Job: Quote the listing in full, exactly as given, minus any pictures.

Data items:
****************************************

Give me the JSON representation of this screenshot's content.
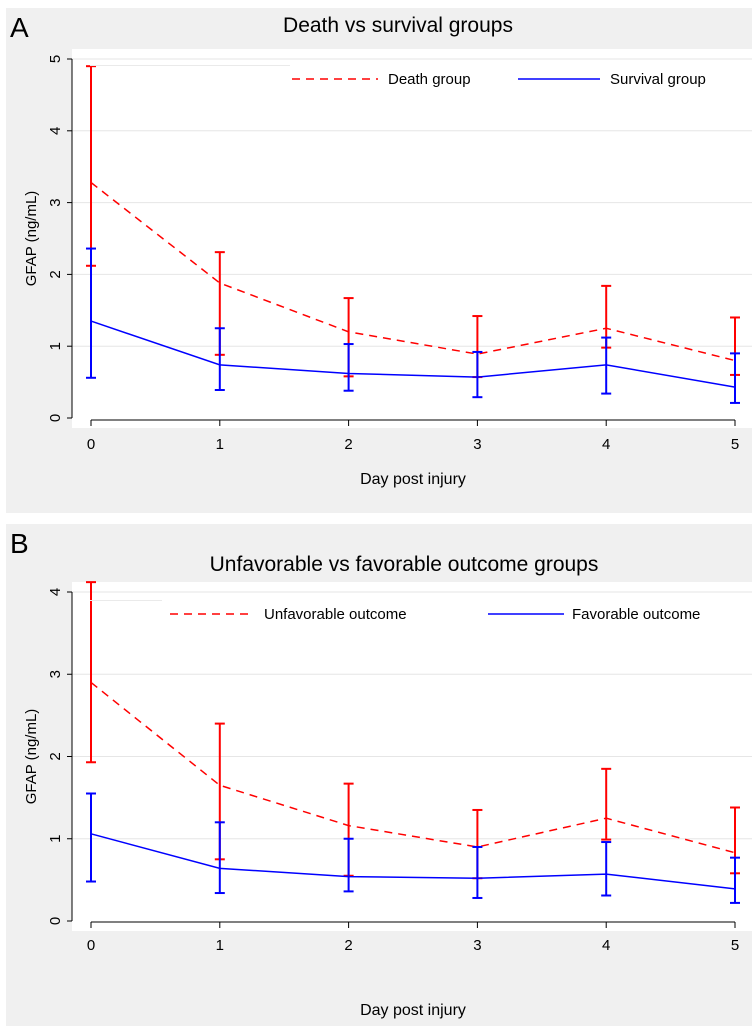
{
  "panels": [
    {
      "letter": "A"
    },
    {
      "letter": "B"
    }
  ],
  "chart_data": [
    {
      "type": "line",
      "title": "Death vs survival groups",
      "xlabel": "Day post injury",
      "ylabel": "GFAP (ng/mL)",
      "x": [
        0,
        1,
        2,
        3,
        4,
        5
      ],
      "xlim": [
        0,
        5
      ],
      "ylim": [
        0,
        5
      ],
      "yticks": [
        0,
        1,
        2,
        3,
        4,
        5
      ],
      "grid": "horizontal",
      "legend_position": "top",
      "series": [
        {
          "name": "Death group",
          "color": "#ff0000",
          "style": "dashed",
          "values": [
            3.28,
            1.88,
            1.2,
            0.89,
            1.25,
            0.8
          ],
          "err_low": [
            2.12,
            0.88,
            0.58,
            0.57,
            0.98,
            0.6
          ],
          "err_high": [
            4.9,
            2.31,
            1.67,
            1.42,
            1.84,
            1.4
          ]
        },
        {
          "name": "Survival group",
          "color": "#0000ff",
          "style": "solid",
          "values": [
            1.35,
            0.74,
            0.62,
            0.57,
            0.74,
            0.43
          ],
          "err_low": [
            0.56,
            0.39,
            0.38,
            0.29,
            0.34,
            0.21
          ],
          "err_high": [
            2.36,
            1.25,
            1.03,
            0.92,
            1.12,
            0.9
          ]
        }
      ]
    },
    {
      "type": "line",
      "title": "Unfavorable vs favorable outcome groups",
      "xlabel": "Day post injury",
      "ylabel": "GFAP (ng/mL)",
      "x": [
        0,
        1,
        2,
        3,
        4,
        5
      ],
      "xlim": [
        0,
        5
      ],
      "ylim": [
        0,
        4
      ],
      "yticks": [
        0,
        1,
        2,
        3,
        4
      ],
      "grid": "horizontal",
      "legend_position": "top",
      "series": [
        {
          "name": "Unfavorable outcome",
          "color": "#ff0000",
          "style": "dashed",
          "values": [
            2.9,
            1.65,
            1.16,
            0.9,
            1.25,
            0.83
          ],
          "err_low": [
            1.93,
            0.75,
            0.55,
            0.52,
            0.99,
            0.58
          ],
          "err_high": [
            4.12,
            2.4,
            1.67,
            1.35,
            1.85,
            1.38
          ]
        },
        {
          "name": "Favorable outcome",
          "color": "#0000ff",
          "style": "solid",
          "values": [
            1.06,
            0.64,
            0.54,
            0.52,
            0.57,
            0.39
          ],
          "err_low": [
            0.48,
            0.34,
            0.36,
            0.28,
            0.31,
            0.22
          ],
          "err_high": [
            1.55,
            1.2,
            1.0,
            0.9,
            0.96,
            0.77
          ]
        }
      ]
    }
  ]
}
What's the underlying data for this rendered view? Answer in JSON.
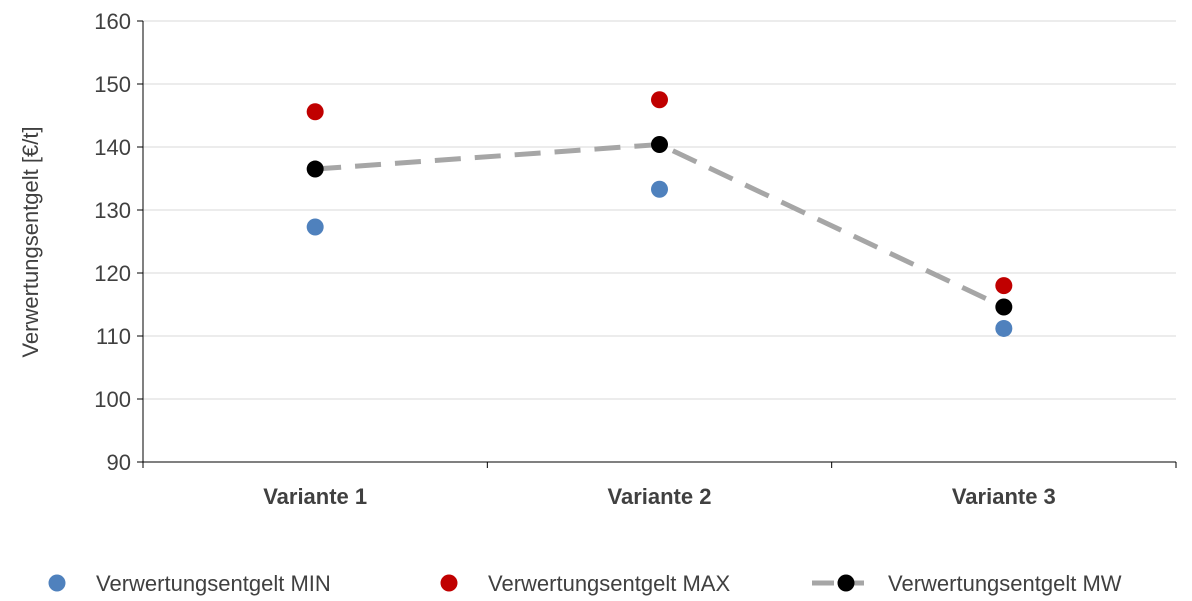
{
  "chart_data": {
    "type": "scatter",
    "categories": [
      "Variante 1",
      "Variante 2",
      "Variante 3"
    ],
    "ylabel": "Verwertungsentgelt [€/t]",
    "ylim": [
      90,
      160
    ],
    "yticks": [
      90,
      100,
      110,
      120,
      130,
      140,
      150,
      160
    ],
    "grid": true,
    "legend_position": "bottom",
    "series": [
      {
        "name": "Verwertungsentgelt MIN",
        "values": [
          127.3,
          133.3,
          111.2
        ],
        "color": "#4F81BD",
        "style": "markers"
      },
      {
        "name": "Verwertungsentgelt MAX",
        "values": [
          145.6,
          147.5,
          118.0
        ],
        "color": "#C00000",
        "style": "markers"
      },
      {
        "name": "Verwertungsentgelt MW",
        "values": [
          136.5,
          140.4,
          114.6
        ],
        "color": "#000000",
        "line_color": "#A6A6A6",
        "style": "dashed-line-markers"
      }
    ]
  }
}
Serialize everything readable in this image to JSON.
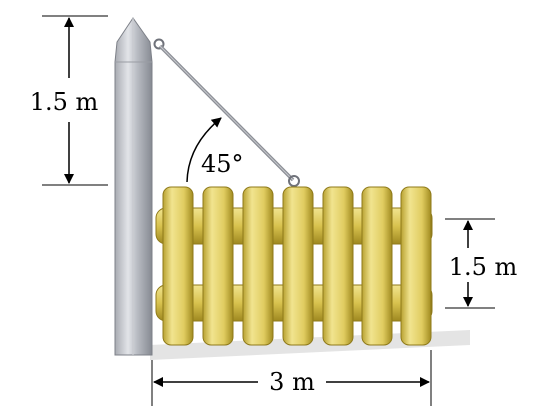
{
  "labels": {
    "post_height": "1.5 m",
    "fence_height": "1.5 m",
    "width": "3 m",
    "angle": "45°"
  },
  "colors": {
    "post_light": "#d9dbe0",
    "post_dark": "#8e929a",
    "wood_light": "#f3e79a",
    "wood_mid": "#d9c250",
    "wood_dark": "#a58f22",
    "cable": "#8c8f96"
  }
}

****************************************

Correct answer:
Give me the JSON representation of this screenshot's content.
{
  "panels": [
    {
      "letter": "A"
    },
    {
      "letter": "B"
    }
  ],
  "chart_data": [
    {
      "type": "line",
      "title": "Death vs survival groups",
      "xlabel": "Day post injury",
      "ylabel": "GFAP (ng/mL)",
      "x": [
        0,
        1,
        2,
        3,
        4,
        5
      ],
      "xlim": [
        0,
        5
      ],
      "ylim": [
        0,
        5
      ],
      "yticks": [
        0,
        1,
        2,
        3,
        4,
        5
      ],
      "grid": "horizontal",
      "legend_position": "top",
      "series": [
        {
          "name": "Death group",
          "color": "#ff0000",
          "style": "dashed",
          "values": [
            3.28,
            1.88,
            1.2,
            0.89,
            1.25,
            0.8
          ],
          "err_low": [
            2.12,
            0.88,
            0.58,
            0.57,
            0.98,
            0.6
          ],
          "err_high": [
            4.9,
            2.31,
            1.67,
            1.42,
            1.84,
            1.4
          ]
        },
        {
          "name": "Survival group",
          "color": "#0000ff",
          "style": "solid",
          "values": [
            1.35,
            0.74,
            0.62,
            0.57,
            0.74,
            0.43
          ],
          "err_low": [
            0.56,
            0.39,
            0.38,
            0.29,
            0.34,
            0.21
          ],
          "err_high": [
            2.36,
            1.25,
            1.03,
            0.92,
            1.12,
            0.9
          ]
        }
      ]
    },
    {
      "type": "line",
      "title": "Unfavorable vs favorable outcome groups",
      "xlabel": "Day post injury",
      "ylabel": "GFAP (ng/mL)",
      "x": [
        0,
        1,
        2,
        3,
        4,
        5
      ],
      "xlim": [
        0,
        5
      ],
      "ylim": [
        0,
        4
      ],
      "yticks": [
        0,
        1,
        2,
        3,
        4
      ],
      "grid": "horizontal",
      "legend_position": "top",
      "series": [
        {
          "name": "Unfavorable outcome",
          "color": "#ff0000",
          "style": "dashed",
          "values": [
            2.9,
            1.65,
            1.16,
            0.9,
            1.25,
            0.83
          ],
          "err_low": [
            1.93,
            0.75,
            0.55,
            0.52,
            0.99,
            0.58
          ],
          "err_high": [
            4.12,
            2.4,
            1.67,
            1.35,
            1.85,
            1.38
          ]
        },
        {
          "name": "Favorable outcome",
          "color": "#0000ff",
          "style": "solid",
          "values": [
            1.06,
            0.64,
            0.54,
            0.52,
            0.57,
            0.39
          ],
          "err_low": [
            0.48,
            0.34,
            0.36,
            0.28,
            0.31,
            0.22
          ],
          "err_high": [
            1.55,
            1.2,
            1.0,
            0.9,
            0.96,
            0.77
          ]
        }
      ]
    }
  ]
}
What's the underlying data for this rendered view? Answer in JSON.
{
  "chart_data": {
    "type": "scatter",
    "categories": [
      "Variante 1",
      "Variante 2",
      "Variante 3"
    ],
    "ylabel": "Verwertungsentgelt [€/t]",
    "ylim": [
      90,
      160
    ],
    "yticks": [
      90,
      100,
      110,
      120,
      130,
      140,
      150,
      160
    ],
    "grid": true,
    "legend_position": "bottom",
    "series": [
      {
        "name": "Verwertungsentgelt MIN",
        "values": [
          127.3,
          133.3,
          111.2
        ],
        "color": "#4F81BD",
        "style": "markers"
      },
      {
        "name": "Verwertungsentgelt MAX",
        "values": [
          145.6,
          147.5,
          118.0
        ],
        "color": "#C00000",
        "style": "markers"
      },
      {
        "name": "Verwertungsentgelt MW",
        "values": [
          136.5,
          140.4,
          114.6
        ],
        "color": "#000000",
        "line_color": "#A6A6A6",
        "style": "dashed-line-markers"
      }
    ]
  }
}
Serialize everything readable in this image to JSON.
{
  "labels": {
    "post_height": "1.5 m",
    "fence_height": "1.5 m",
    "width": "3 m",
    "angle": "45°"
  },
  "colors": {
    "post_light": "#d9dbe0",
    "post_dark": "#8e929a",
    "wood_light": "#f3e79a",
    "wood_mid": "#d9c250",
    "wood_dark": "#a58f22",
    "cable": "#8c8f96"
  }
}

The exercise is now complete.